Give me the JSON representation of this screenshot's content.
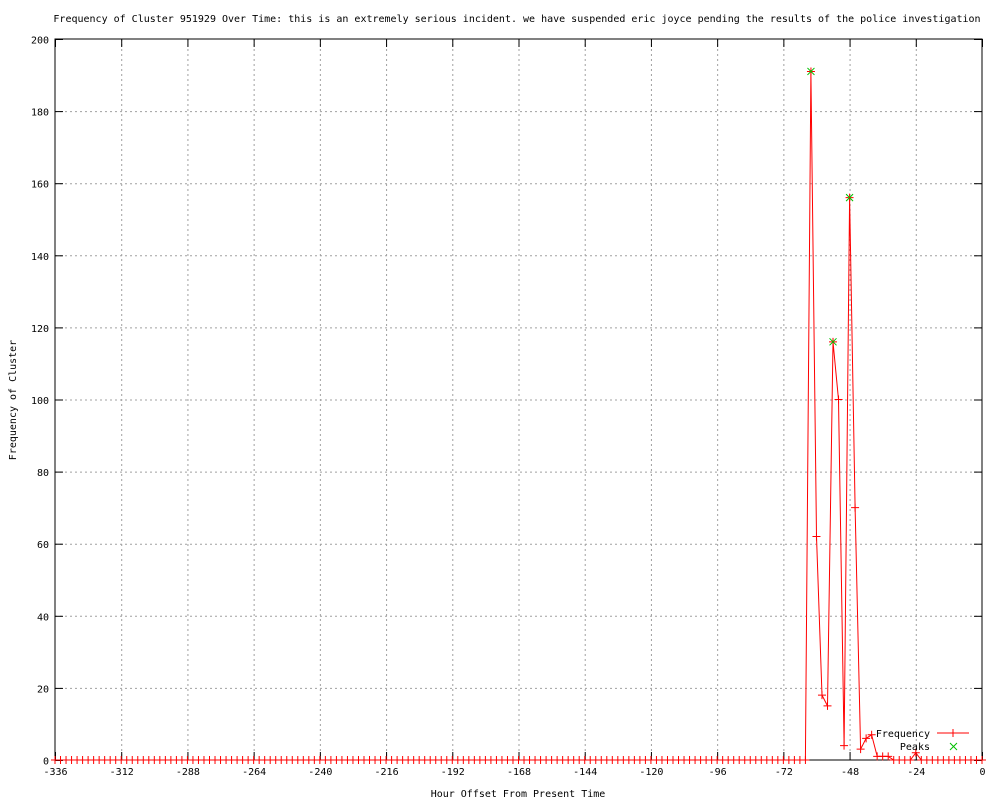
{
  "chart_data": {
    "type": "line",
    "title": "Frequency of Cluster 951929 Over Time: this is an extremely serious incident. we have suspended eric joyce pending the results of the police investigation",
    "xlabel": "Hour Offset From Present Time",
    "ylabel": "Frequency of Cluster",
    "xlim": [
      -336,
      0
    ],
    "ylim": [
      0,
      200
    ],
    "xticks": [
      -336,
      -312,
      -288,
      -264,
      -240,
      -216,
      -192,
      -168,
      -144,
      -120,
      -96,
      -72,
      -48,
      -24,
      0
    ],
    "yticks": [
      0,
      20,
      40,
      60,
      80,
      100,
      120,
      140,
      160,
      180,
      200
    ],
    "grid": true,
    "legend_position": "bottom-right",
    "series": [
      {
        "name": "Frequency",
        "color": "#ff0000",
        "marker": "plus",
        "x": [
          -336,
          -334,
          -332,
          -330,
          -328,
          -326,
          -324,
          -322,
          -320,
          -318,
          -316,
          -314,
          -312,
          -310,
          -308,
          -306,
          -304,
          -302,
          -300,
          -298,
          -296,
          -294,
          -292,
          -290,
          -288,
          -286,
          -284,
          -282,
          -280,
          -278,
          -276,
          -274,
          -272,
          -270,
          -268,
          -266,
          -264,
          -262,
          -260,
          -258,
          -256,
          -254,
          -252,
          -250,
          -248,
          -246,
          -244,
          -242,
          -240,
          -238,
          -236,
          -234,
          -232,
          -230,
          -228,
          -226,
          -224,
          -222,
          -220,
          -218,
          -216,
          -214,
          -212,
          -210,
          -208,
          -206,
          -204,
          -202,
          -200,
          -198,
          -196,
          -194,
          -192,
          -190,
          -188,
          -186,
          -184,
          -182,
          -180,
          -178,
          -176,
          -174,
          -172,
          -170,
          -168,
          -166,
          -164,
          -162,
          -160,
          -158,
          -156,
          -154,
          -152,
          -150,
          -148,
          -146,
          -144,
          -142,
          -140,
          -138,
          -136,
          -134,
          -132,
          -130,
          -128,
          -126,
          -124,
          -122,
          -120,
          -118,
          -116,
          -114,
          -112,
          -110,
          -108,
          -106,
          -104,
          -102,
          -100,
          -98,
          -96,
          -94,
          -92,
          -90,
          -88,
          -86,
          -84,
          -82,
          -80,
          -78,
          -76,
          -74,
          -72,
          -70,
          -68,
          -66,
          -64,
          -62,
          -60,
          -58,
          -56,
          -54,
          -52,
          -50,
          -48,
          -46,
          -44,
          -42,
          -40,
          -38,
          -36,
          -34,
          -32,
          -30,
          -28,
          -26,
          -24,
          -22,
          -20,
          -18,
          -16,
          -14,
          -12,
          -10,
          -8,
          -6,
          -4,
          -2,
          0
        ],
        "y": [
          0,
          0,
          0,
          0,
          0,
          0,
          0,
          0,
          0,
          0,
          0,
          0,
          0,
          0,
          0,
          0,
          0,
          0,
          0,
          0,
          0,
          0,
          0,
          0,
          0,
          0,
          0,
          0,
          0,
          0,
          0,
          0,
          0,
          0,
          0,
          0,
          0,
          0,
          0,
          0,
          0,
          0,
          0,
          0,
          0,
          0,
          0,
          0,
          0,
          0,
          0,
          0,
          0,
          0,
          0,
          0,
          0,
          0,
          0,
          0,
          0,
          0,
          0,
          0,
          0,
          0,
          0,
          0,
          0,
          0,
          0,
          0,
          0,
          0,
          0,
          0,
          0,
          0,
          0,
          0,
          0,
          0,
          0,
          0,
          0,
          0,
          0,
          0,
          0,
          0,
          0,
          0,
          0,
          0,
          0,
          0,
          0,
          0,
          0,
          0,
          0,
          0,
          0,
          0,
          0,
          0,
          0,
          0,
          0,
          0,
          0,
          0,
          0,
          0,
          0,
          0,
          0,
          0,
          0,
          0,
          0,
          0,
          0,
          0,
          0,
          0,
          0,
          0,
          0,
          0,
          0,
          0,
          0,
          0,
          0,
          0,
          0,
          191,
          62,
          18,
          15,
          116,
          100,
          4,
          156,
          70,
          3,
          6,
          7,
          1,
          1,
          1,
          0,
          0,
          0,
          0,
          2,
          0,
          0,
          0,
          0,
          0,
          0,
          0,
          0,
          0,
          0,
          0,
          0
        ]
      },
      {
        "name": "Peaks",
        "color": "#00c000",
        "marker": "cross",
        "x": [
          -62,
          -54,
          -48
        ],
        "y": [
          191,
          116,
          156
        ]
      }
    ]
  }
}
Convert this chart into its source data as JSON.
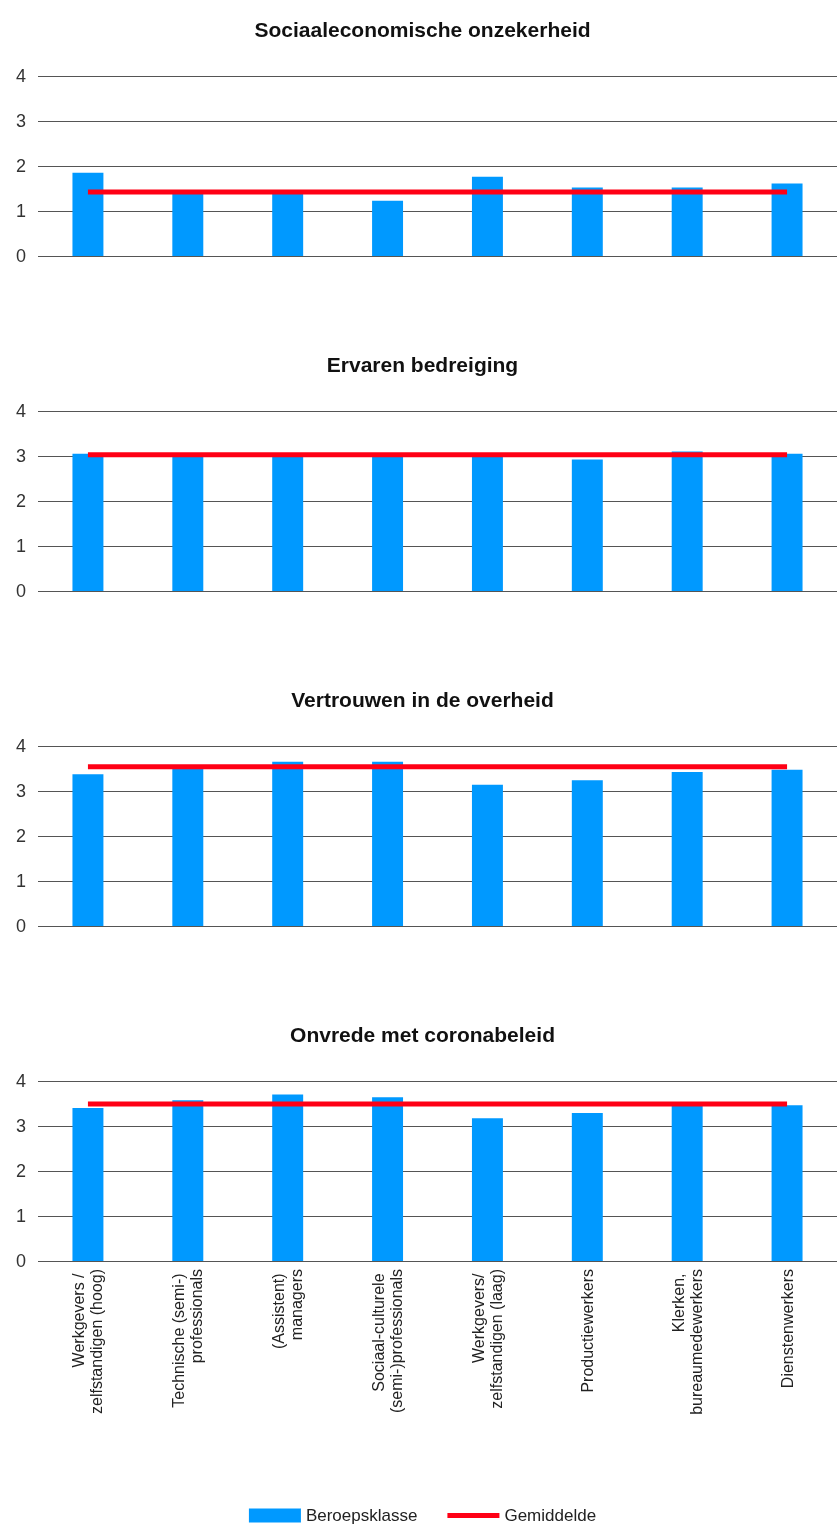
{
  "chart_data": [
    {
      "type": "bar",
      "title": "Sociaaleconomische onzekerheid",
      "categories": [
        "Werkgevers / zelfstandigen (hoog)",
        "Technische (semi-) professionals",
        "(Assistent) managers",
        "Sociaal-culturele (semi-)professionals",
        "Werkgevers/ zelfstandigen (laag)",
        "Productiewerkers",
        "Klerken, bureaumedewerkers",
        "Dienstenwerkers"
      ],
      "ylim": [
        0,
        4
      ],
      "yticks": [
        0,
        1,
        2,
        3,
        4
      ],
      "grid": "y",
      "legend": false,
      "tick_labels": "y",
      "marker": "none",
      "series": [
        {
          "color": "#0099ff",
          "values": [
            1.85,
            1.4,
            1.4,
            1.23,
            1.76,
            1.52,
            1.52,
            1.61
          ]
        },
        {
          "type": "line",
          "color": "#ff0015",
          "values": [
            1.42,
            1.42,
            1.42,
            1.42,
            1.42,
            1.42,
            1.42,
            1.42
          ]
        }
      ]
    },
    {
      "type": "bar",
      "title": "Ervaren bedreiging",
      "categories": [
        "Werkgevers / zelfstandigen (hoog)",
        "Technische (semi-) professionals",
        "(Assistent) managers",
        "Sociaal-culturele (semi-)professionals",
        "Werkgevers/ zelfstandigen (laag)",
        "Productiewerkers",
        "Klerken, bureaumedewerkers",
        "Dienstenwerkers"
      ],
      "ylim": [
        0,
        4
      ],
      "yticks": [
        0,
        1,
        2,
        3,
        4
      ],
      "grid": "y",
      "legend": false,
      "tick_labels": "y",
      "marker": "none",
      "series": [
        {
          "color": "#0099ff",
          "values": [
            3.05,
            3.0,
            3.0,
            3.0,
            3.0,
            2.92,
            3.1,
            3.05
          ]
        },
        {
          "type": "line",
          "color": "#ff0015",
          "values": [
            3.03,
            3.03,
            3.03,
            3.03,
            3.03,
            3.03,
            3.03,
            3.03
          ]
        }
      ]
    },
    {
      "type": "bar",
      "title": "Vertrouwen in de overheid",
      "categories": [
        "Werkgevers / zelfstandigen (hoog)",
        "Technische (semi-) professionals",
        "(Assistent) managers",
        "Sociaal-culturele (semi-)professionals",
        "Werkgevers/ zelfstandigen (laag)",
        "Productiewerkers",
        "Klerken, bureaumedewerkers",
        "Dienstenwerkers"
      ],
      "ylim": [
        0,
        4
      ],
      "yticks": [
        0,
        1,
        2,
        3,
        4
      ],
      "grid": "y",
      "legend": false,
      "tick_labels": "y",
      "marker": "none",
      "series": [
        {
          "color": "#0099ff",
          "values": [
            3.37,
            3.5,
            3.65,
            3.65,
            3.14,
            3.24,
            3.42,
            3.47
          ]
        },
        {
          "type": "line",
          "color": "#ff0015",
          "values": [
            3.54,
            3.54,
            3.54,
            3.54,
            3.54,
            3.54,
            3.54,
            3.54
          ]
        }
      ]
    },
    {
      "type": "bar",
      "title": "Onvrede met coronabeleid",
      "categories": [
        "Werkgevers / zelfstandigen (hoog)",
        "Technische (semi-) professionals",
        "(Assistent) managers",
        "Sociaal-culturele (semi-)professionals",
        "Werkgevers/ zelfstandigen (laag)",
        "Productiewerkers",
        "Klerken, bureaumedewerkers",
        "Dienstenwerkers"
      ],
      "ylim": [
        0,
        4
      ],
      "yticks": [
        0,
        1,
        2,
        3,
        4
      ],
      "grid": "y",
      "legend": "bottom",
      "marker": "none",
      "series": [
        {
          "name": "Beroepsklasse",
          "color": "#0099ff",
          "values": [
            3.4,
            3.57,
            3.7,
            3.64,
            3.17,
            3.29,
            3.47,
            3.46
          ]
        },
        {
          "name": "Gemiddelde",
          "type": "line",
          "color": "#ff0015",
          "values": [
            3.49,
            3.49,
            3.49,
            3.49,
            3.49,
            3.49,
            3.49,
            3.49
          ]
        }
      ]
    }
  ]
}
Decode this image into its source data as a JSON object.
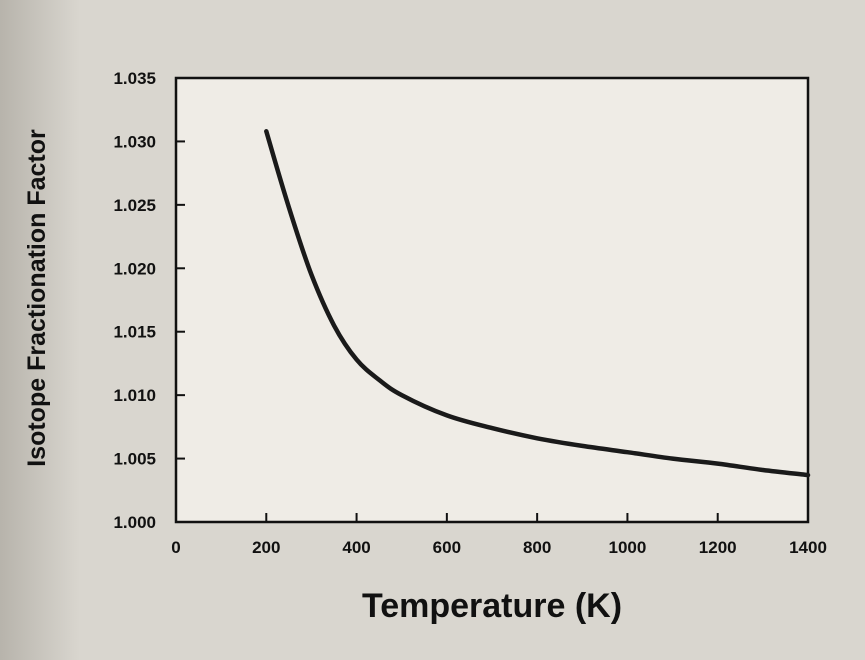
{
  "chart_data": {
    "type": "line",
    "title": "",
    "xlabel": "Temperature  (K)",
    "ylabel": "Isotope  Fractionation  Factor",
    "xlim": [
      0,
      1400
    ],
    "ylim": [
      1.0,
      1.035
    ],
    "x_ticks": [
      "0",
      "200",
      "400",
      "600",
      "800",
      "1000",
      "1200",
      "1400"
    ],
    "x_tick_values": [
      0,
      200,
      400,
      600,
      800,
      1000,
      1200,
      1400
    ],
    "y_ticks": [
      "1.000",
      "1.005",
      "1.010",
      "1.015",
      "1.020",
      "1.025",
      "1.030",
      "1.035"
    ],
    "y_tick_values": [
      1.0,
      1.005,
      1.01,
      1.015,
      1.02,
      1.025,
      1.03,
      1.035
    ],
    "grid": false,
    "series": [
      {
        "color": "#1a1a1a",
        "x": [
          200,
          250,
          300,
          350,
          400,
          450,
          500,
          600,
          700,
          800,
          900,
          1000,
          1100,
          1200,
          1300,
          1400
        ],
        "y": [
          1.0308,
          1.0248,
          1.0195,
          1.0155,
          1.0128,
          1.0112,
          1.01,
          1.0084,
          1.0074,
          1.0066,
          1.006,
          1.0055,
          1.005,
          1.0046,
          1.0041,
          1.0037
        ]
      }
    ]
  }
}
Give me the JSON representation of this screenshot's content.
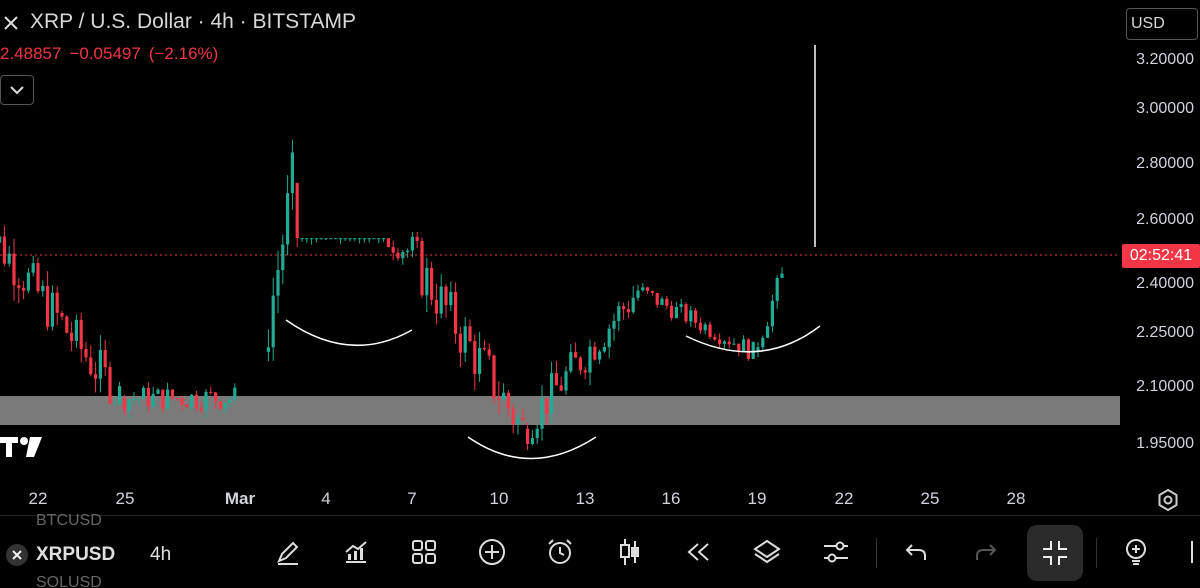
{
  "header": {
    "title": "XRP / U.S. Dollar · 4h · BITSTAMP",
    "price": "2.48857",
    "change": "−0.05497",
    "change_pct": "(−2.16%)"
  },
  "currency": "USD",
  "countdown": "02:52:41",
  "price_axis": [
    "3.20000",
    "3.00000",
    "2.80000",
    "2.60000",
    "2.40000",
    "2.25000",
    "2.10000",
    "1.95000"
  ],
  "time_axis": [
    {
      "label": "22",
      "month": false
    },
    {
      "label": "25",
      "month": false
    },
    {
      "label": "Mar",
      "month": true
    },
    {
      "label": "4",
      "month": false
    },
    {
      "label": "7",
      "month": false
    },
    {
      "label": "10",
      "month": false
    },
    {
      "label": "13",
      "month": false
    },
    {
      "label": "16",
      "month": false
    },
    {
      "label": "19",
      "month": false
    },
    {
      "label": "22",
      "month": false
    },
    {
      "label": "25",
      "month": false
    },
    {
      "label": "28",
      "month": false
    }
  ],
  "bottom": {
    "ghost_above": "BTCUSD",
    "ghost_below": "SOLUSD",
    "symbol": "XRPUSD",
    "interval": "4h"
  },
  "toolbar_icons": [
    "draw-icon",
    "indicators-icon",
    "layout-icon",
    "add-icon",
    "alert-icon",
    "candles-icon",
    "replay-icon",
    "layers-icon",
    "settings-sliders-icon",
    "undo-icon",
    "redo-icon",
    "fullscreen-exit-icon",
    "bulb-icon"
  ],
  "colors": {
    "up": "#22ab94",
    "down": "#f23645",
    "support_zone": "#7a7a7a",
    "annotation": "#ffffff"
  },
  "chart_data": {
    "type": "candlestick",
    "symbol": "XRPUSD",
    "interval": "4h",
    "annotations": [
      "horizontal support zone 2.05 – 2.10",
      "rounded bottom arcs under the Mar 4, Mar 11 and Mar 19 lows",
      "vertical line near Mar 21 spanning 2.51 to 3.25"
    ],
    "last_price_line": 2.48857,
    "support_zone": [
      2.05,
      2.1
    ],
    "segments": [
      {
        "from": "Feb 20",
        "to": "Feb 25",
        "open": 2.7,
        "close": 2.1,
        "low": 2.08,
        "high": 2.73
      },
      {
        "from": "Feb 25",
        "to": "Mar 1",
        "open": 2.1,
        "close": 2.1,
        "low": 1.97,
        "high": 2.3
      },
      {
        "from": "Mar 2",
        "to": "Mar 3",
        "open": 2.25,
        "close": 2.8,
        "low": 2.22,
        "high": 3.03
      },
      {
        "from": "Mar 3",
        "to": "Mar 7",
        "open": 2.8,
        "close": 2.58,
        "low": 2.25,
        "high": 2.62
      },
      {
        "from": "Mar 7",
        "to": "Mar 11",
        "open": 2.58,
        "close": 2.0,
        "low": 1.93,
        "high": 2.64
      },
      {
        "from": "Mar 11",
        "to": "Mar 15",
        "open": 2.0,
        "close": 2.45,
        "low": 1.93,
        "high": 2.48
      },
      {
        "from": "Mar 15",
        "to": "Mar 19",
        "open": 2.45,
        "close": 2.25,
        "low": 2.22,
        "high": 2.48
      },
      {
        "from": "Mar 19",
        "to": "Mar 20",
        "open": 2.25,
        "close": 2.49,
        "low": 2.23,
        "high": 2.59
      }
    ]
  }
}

▬▬▬

** Stated goal **
Where a line of the material above holds the string "ylabel", copy that line.

** Answer in full **
    "ylabel": "Frequency of Cluster",
    "ylabel": "Isotope  Fractionation  Factor",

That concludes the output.